> **The task**
Copy verbatim the lines of the items below, starting at the line that contains "- node-date: 08" and ending at the line that contains "- side-panel: Purchase/Sell", with both of those lines included.

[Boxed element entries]
- - - - -
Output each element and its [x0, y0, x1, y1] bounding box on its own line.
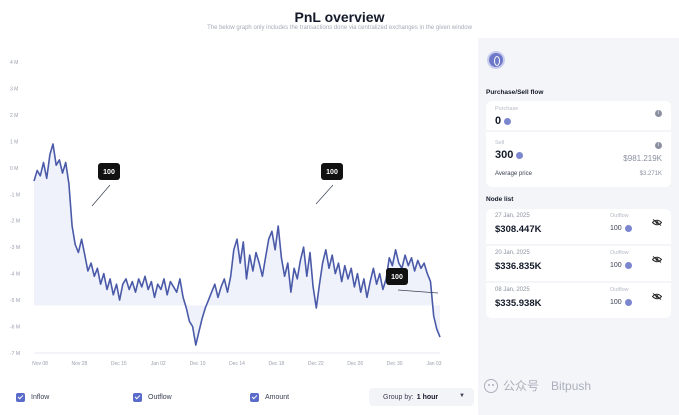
- node-date: 08 Jan, 2025: [495, 287, 530, 293]
- pnl-chart[interactable]: 4 M 3 M 2 M 1 M 0 M -1 M -2 M -3 M -4 M -5 M -6 M -…: [8, 46, 470, 376]
- coin-mini-icon: [504, 117, 512, 125]
- callout-leader: [315, 184, 334, 205]
- eye-off-icon[interactable]: [652, 256, 662, 263]
- callout-box: [98, 163, 120, 180]
- callout-leader: [91, 184, 111, 207]
- y-tick-label: 1 M: [10, 139, 18, 145]
- sell-value: 300: [495, 149, 524, 161]
- groupby-label: Group by:: [383, 393, 414, 401]
- node-outflow: 100: [610, 262, 632, 269]
- info-icon[interactable]: i: [655, 142, 662, 149]
- sell-card: Sell 300 i $981.219K Average price $3.27…: [486, 132, 671, 187]
- x-tick-label: Nov 28: [71, 361, 87, 367]
- watermark-channel: 公众号: [503, 379, 540, 393]
- purchase-label: Purchase: [495, 106, 519, 112]
- side-panel: Purchase/Sell flow Purchase 0 i Sell 300…: [478, 38, 679, 415]
- x-tick-label: Dec 18: [268, 361, 284, 367]
- x-tick-label: Dec 10: [190, 361, 206, 367]
- callout-label: 100: [391, 274, 403, 281]
- x-tick-label: Nov 08: [32, 361, 48, 367]
- x-tick-label: Dec 30: [387, 361, 403, 367]
- chevron-down-icon: ▼: [459, 393, 465, 399]
- callout-leader: [397, 289, 439, 294]
- average-price-label: Average price: [495, 171, 532, 177]
- average-price-value: $3.271K: [639, 171, 662, 177]
- purchase-value: 0: [495, 115, 512, 127]
- page-header: PnL overview The below graph only includ…: [0, 0, 679, 40]
- y-tick-label: -6 M: [10, 325, 20, 331]
- coin-icon: [487, 51, 505, 69]
- legend-item-outflow[interactable]: Outflow: [133, 388, 172, 406]
- coin-mini-icon: [624, 262, 632, 269]
- node-outflow-value: 100: [610, 225, 622, 232]
- y-tick-label: -4 M: [10, 272, 20, 278]
- callout-box: [386, 268, 408, 285]
- node-outflow-label: Outflow: [610, 250, 629, 256]
- series-line: [33, 143, 441, 346]
- watermark-brand: Bitpush: [551, 378, 592, 393]
- groupby-value: 1 hour: [416, 393, 439, 401]
- legend-item-inflow[interactable]: Inflow: [16, 388, 49, 406]
- sell-value-text: 300: [495, 149, 514, 161]
- coin-mini-icon: [624, 225, 632, 232]
- y-tick-label: -1 M: [10, 192, 20, 198]
- legend-label-outflow: Outflow: [148, 393, 172, 401]
- x-tick-label: Dec 22: [308, 361, 324, 367]
- y-tick-label: -5 M: [10, 298, 20, 304]
- sell-label: Sell: [495, 140, 505, 146]
- legend-label-inflow: Inflow: [31, 393, 50, 401]
- groupby-select[interactable]: Group by: 1 hour ▼: [369, 388, 474, 406]
- y-tick-label: 3 M: [10, 86, 18, 92]
- node-list-item[interactable]: 08 Jan, 2025 $335.938K Outflow 100: [486, 283, 671, 318]
- node-amount: $308.447K: [495, 224, 542, 235]
- y-tick-label: 0 M: [10, 166, 18, 172]
- page-title: PnL overview: [294, 9, 385, 25]
- eye-off-icon[interactable]: [652, 293, 662, 300]
- coin-mini-icon: [516, 151, 524, 159]
- eye-off-icon[interactable]: [652, 219, 662, 226]
- inflow-checkbox[interactable]: [16, 392, 25, 402]
- coin-mini-icon: [624, 299, 632, 306]
- flow-section-title: Purchase/Sell flow: [486, 89, 544, 96]
- y-tick-label: -7 M: [10, 351, 20, 357]
- callout-box: [321, 163, 343, 180]
- y-tick-label: -2 M: [10, 219, 20, 225]
- node-outflow-label: Outflow: [610, 287, 629, 293]
- node-outflow: 100: [610, 299, 632, 306]
- legend-label-amount: Amount: [265, 393, 290, 401]
- pnl-chart-svg: 4 M 3 M 2 M 1 M 0 M -1 M -2 M -3 M -4 M -5 M -6 M -…: [10, 60, 442, 367]
- purchase-value-text: 0: [495, 115, 502, 127]
- x-tick-label: Dec 26: [347, 361, 363, 367]
- node-date: 20 Jan, 2025: [495, 250, 530, 256]
- y-tick-label: -3 M: [10, 245, 20, 251]
- node-outflow-label: Outflow: [610, 213, 629, 219]
- page-subtitle: The below graph only includes the transa…: [207, 25, 472, 31]
- node-list-item[interactable]: 20 Jan, 2025 $336.835K Outflow 100: [486, 246, 671, 281]
- node-date: 27 Jan, 2025: [495, 213, 530, 219]
- node-list-item[interactable]: 27 Jan, 2025 $308.447K Outflow 100: [486, 209, 671, 244]
- callout-label: 100: [326, 169, 338, 176]
- outflow-checkbox[interactable]: [133, 392, 142, 402]
- node-amount: $336.835K: [495, 261, 542, 272]
- node-outflow-value: 100: [610, 262, 622, 269]
- x-tick-label: Dec 15: [111, 361, 127, 367]
- callout-label: 100: [103, 169, 115, 176]
- y-tick-label: 4 M: [10, 60, 18, 66]
- info-icon[interactable]: i: [655, 110, 662, 117]
- node-list-title: Node list: [486, 196, 514, 203]
- watermark: 公众号 Bitpush: [484, 377, 591, 394]
- amount-checkbox[interactable]: [250, 392, 259, 402]
- x-tick-label: Jan 02: [151, 361, 166, 367]
- purchase-card: Purchase 0 i: [486, 101, 671, 130]
- node-amount: $335.938K: [495, 298, 542, 309]
- x-tick-label: Dec 14: [229, 361, 245, 367]
- node-outflow: 100: [610, 225, 632, 232]
- y-tick-label: 2 M: [10, 113, 18, 119]
- x-tick-label: Jan 03: [426, 361, 441, 367]
- chart-legend: Inflow Outflow Amount Group by: 1 hour ▼: [16, 388, 474, 406]
- sell-usd-value: $981.219K: [623, 154, 662, 163]
- wechat-icon: [484, 378, 498, 393]
- node-outflow-value: 100: [610, 299, 622, 306]
- legend-item-amount[interactable]: Amount: [250, 388, 289, 406]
- - - - -
> **Answer to this task**
- node-date: 08 Jan, 2025: [495, 287, 530, 293]
- pnl-chart[interactable]: 4 M 3 M 2 M 1 M 0 M -1 M -2 M -3 M -4 M -5 M -6 M -…: [8, 46, 470, 376]
- coin-mini-icon: [504, 117, 512, 125]
- callout-leader: [315, 184, 334, 205]
- eye-off-icon[interactable]: [652, 256, 662, 263]
- callout-box: [98, 163, 120, 180]
- callout-leader: [91, 184, 111, 207]
- y-tick-label: 1 M: [10, 139, 18, 145]
- sell-value: 300: [495, 149, 524, 161]
- groupby-label: Group by:: [383, 393, 414, 401]
- node-outflow: 100: [610, 262, 632, 269]
- info-icon[interactable]: i: [655, 142, 662, 149]
- sell-card: Sell 300 i $981.219K Average price $3.27…: [486, 132, 671, 187]
- x-tick-label: Nov 28: [71, 361, 87, 367]
- watermark-channel: 公众号: [503, 379, 540, 393]
- purchase-label: Purchase: [495, 106, 519, 112]
- side-panel: Purchase/Sell flow Purchase 0 i Sell 300…: [478, 38, 679, 415]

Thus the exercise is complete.